Requirement: Filter the records for lines holding the string "sender".

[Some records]
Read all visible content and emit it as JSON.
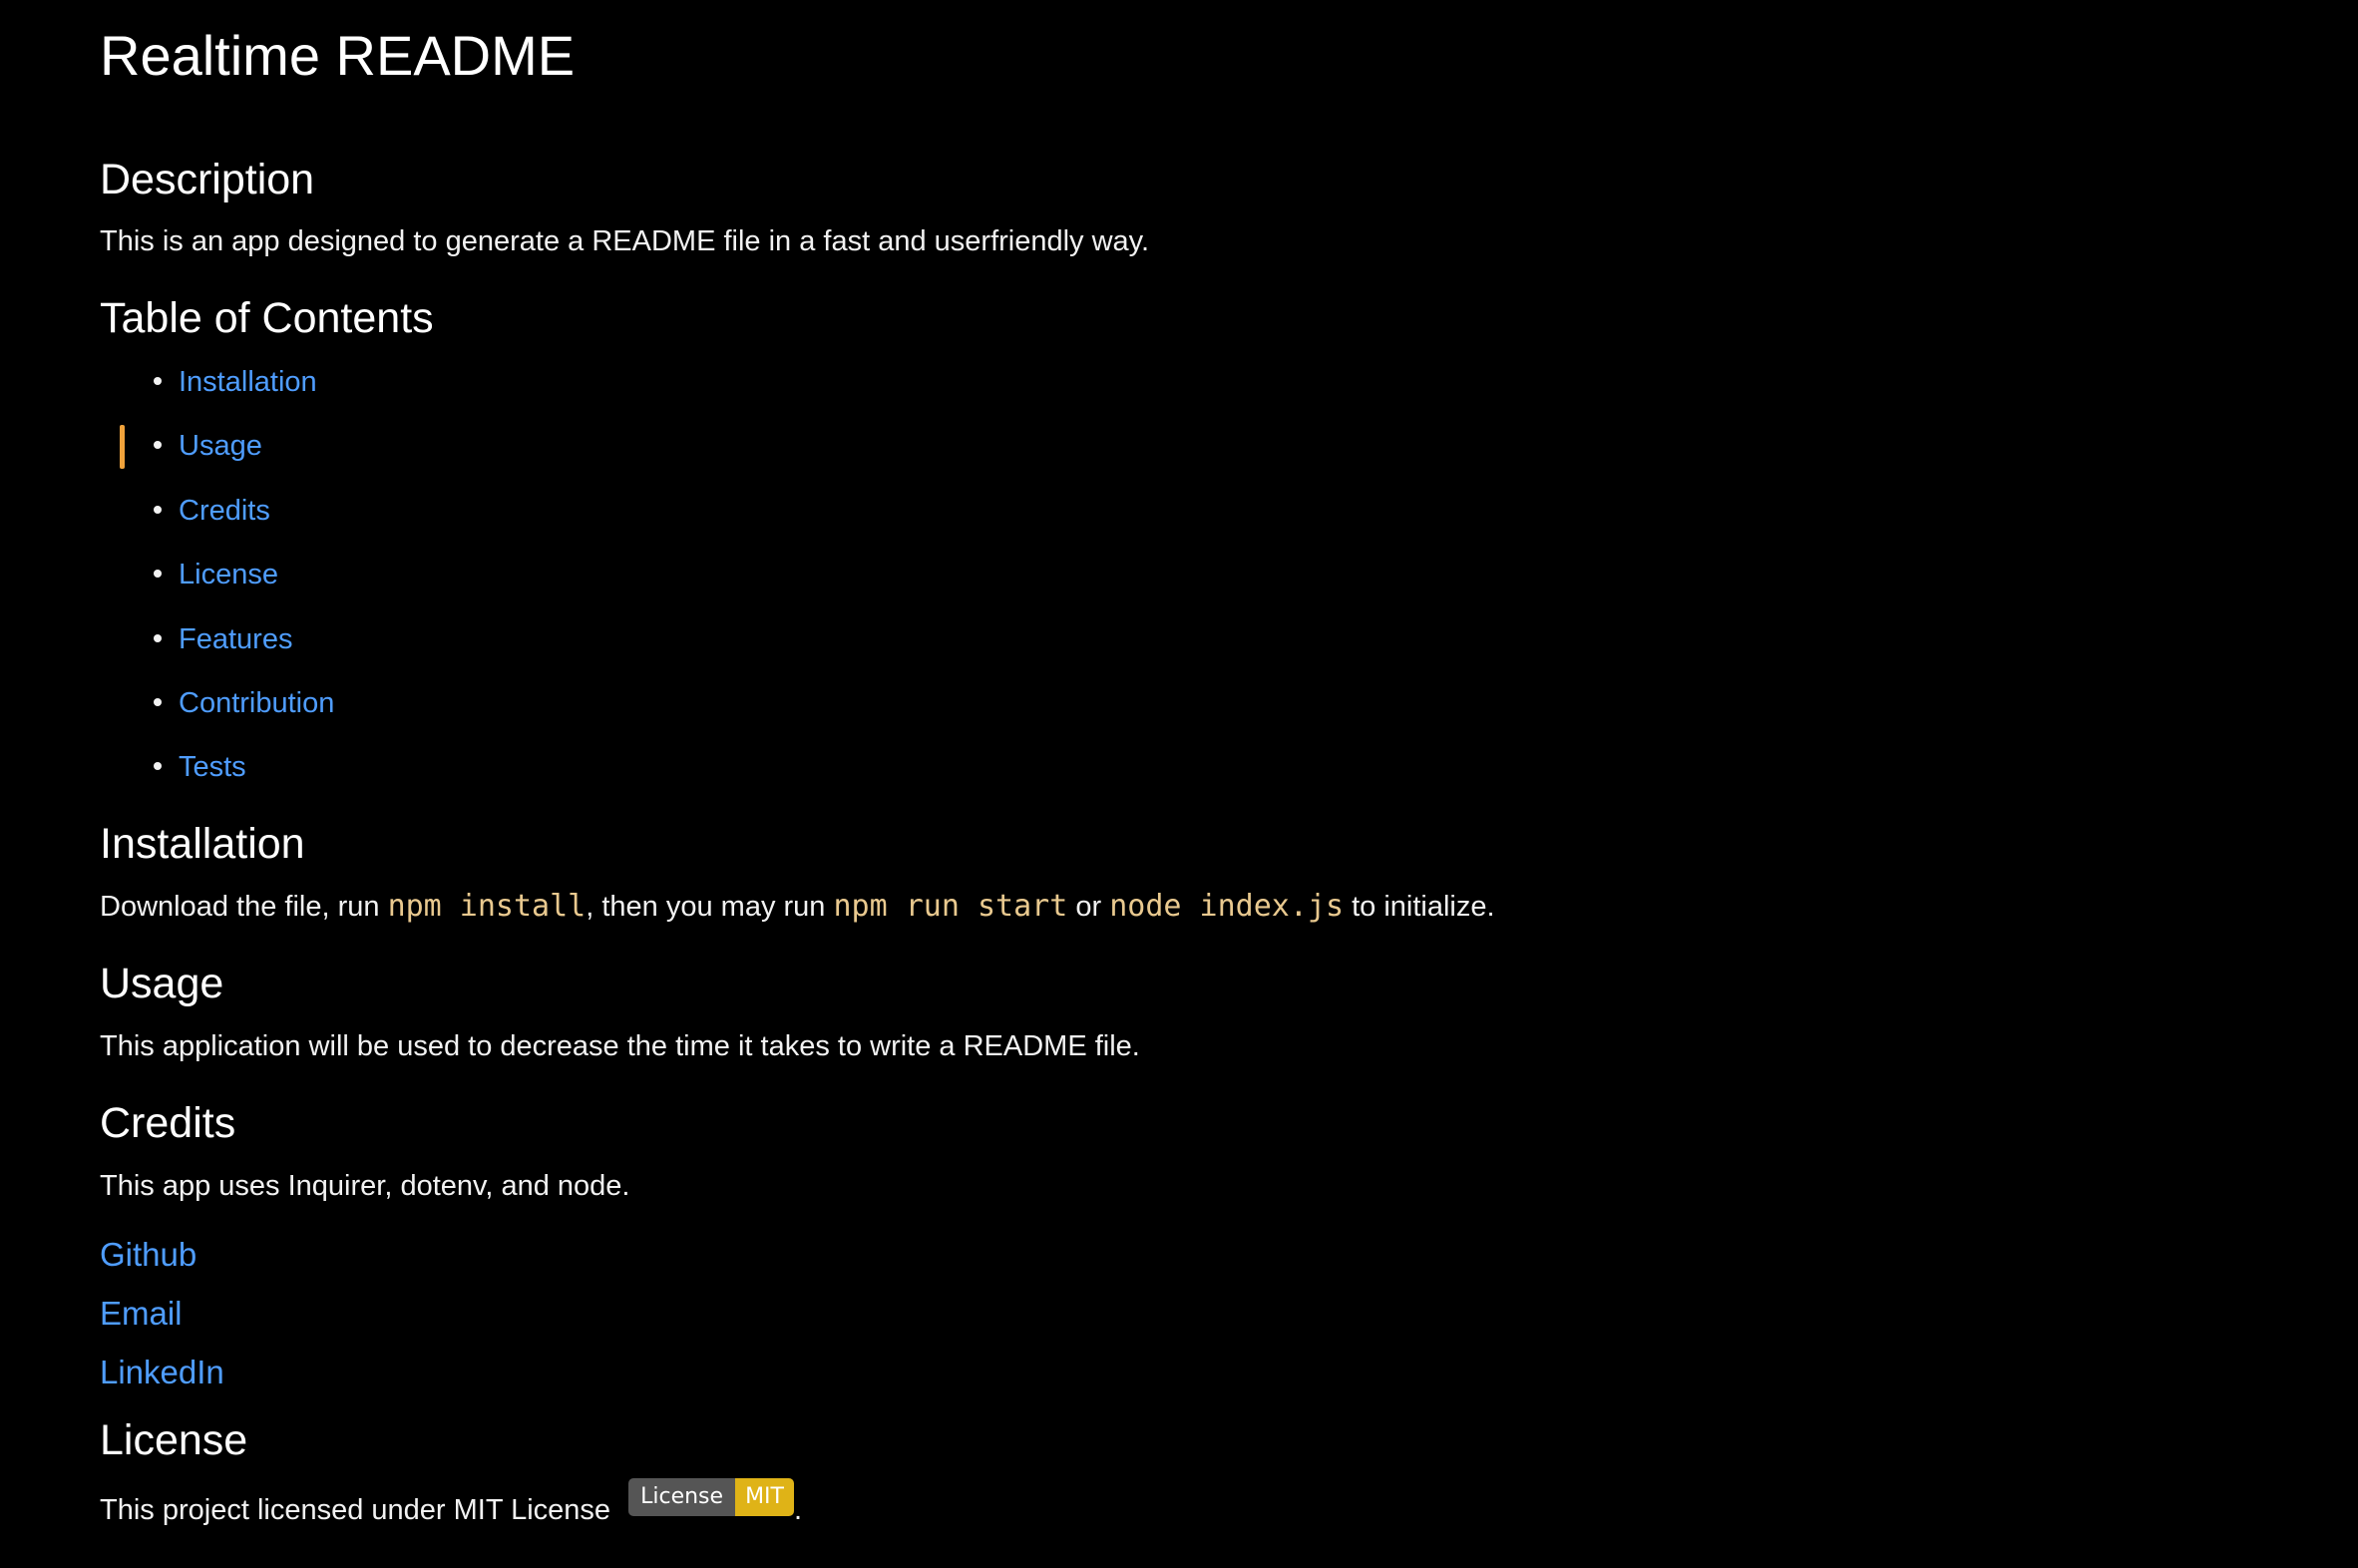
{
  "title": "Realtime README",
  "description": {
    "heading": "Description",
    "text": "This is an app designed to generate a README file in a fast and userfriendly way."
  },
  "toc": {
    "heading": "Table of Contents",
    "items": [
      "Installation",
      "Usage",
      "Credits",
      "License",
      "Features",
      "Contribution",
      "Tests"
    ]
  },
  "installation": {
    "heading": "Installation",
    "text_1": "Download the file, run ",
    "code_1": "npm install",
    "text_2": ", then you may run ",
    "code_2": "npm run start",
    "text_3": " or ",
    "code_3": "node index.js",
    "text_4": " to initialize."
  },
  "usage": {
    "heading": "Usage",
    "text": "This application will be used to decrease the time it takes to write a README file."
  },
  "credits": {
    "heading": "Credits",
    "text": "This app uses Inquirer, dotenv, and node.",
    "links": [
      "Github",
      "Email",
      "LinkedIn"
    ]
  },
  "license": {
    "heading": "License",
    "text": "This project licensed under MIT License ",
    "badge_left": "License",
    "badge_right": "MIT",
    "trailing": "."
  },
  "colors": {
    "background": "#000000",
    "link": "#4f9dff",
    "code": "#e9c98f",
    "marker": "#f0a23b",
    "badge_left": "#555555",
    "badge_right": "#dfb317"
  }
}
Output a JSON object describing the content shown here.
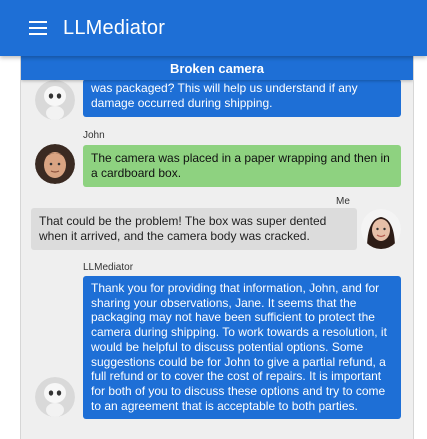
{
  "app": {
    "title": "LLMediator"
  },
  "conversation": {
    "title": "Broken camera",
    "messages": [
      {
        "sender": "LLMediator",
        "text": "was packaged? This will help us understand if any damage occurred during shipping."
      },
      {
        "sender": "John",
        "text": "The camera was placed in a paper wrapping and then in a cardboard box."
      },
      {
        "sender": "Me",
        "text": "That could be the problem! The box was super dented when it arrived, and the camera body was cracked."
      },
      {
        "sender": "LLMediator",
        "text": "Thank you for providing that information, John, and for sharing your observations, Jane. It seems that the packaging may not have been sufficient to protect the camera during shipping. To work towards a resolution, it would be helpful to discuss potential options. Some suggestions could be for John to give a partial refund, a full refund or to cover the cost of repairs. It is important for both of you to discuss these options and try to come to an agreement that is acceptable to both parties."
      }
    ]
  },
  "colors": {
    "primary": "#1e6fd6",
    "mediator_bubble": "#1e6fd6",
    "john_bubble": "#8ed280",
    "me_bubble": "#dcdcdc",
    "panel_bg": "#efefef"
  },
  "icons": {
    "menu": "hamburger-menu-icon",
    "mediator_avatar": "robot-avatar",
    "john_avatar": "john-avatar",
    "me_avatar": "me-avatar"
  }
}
--
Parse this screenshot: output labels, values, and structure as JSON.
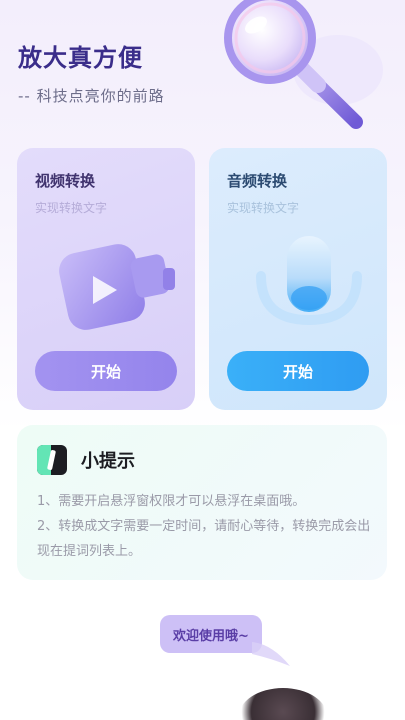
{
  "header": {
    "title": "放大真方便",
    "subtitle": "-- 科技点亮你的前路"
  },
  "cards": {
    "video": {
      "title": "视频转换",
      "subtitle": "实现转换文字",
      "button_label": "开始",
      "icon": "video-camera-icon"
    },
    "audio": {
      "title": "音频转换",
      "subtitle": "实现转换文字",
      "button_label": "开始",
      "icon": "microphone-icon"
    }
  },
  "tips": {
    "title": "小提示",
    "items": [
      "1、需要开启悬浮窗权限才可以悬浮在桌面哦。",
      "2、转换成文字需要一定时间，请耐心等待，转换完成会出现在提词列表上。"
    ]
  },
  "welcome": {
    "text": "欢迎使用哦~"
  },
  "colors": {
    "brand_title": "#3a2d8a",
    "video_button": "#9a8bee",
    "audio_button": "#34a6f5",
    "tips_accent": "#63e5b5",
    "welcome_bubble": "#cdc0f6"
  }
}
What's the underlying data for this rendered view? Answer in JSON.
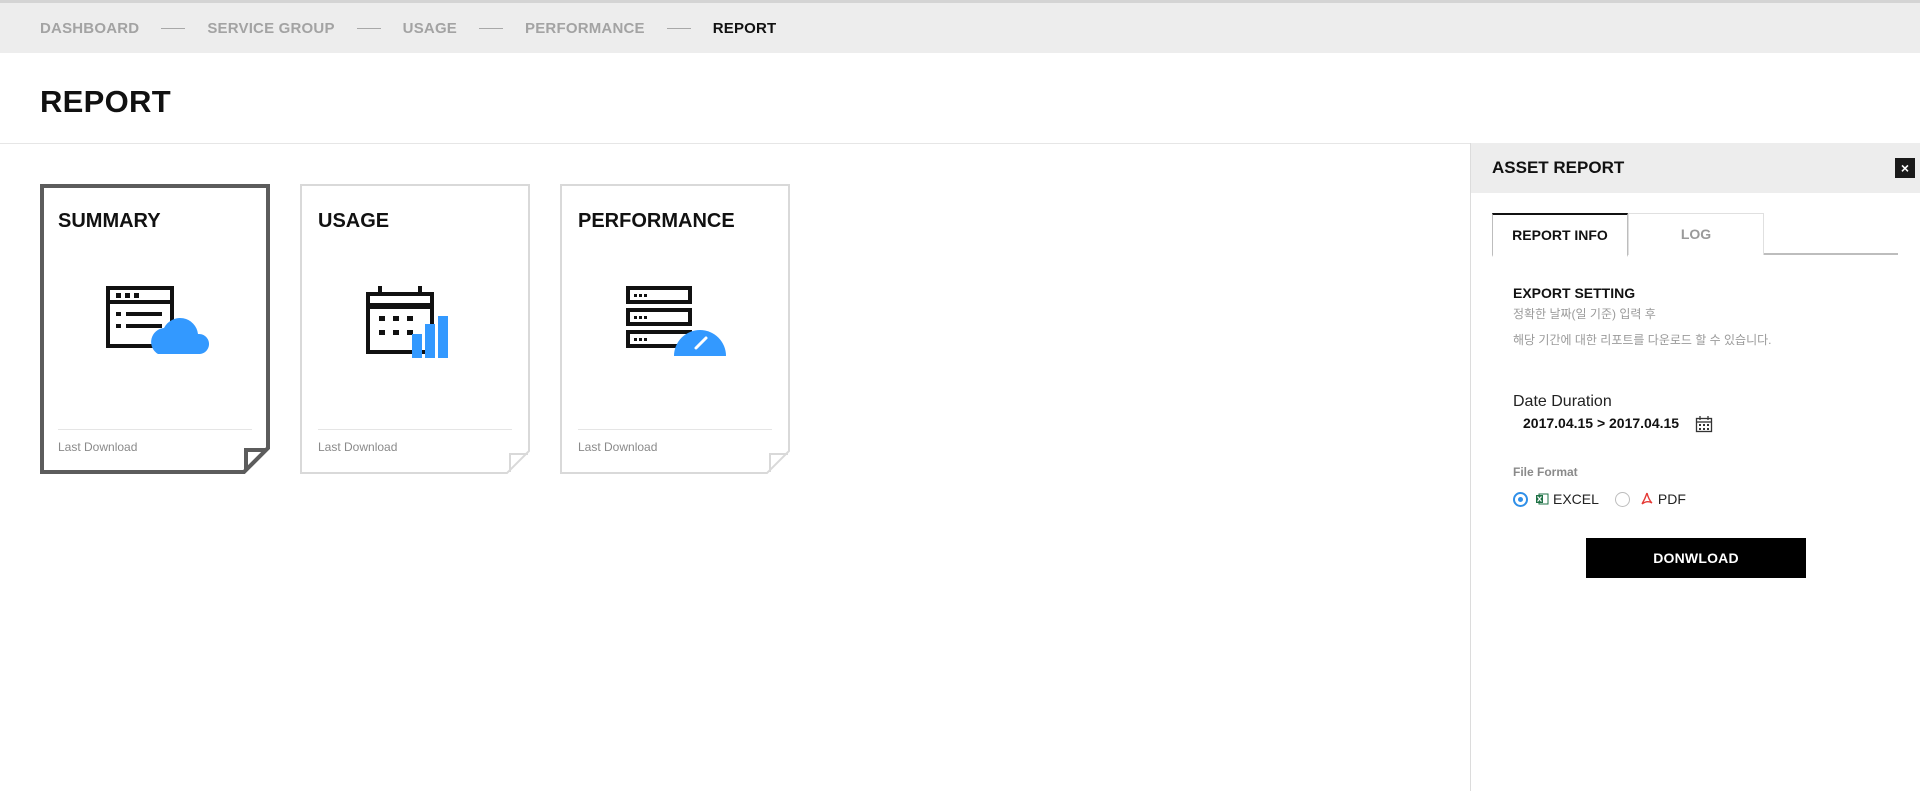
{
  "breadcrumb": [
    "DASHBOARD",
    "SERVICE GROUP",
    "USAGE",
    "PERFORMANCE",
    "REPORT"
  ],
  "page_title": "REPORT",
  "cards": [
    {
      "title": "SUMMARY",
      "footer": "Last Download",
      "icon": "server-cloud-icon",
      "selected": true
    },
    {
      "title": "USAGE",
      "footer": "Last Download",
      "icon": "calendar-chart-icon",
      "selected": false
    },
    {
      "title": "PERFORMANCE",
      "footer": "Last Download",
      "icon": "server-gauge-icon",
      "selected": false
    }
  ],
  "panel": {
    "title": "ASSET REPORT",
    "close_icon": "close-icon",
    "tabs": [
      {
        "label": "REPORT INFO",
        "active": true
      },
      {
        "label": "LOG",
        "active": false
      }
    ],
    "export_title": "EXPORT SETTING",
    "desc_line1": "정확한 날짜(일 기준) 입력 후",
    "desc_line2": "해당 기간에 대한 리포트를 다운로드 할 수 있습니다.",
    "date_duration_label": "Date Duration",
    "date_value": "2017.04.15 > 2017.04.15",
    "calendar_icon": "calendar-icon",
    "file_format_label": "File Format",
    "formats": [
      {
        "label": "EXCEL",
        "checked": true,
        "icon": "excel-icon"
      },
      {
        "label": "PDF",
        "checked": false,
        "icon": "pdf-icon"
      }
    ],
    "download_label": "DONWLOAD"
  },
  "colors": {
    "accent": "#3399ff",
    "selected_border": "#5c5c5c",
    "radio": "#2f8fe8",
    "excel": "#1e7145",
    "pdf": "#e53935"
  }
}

Output of the exercise:
        "sender": "LLMediator",
        "sender": "John",
        "sender": "Me",
        "sender": "LLMediator",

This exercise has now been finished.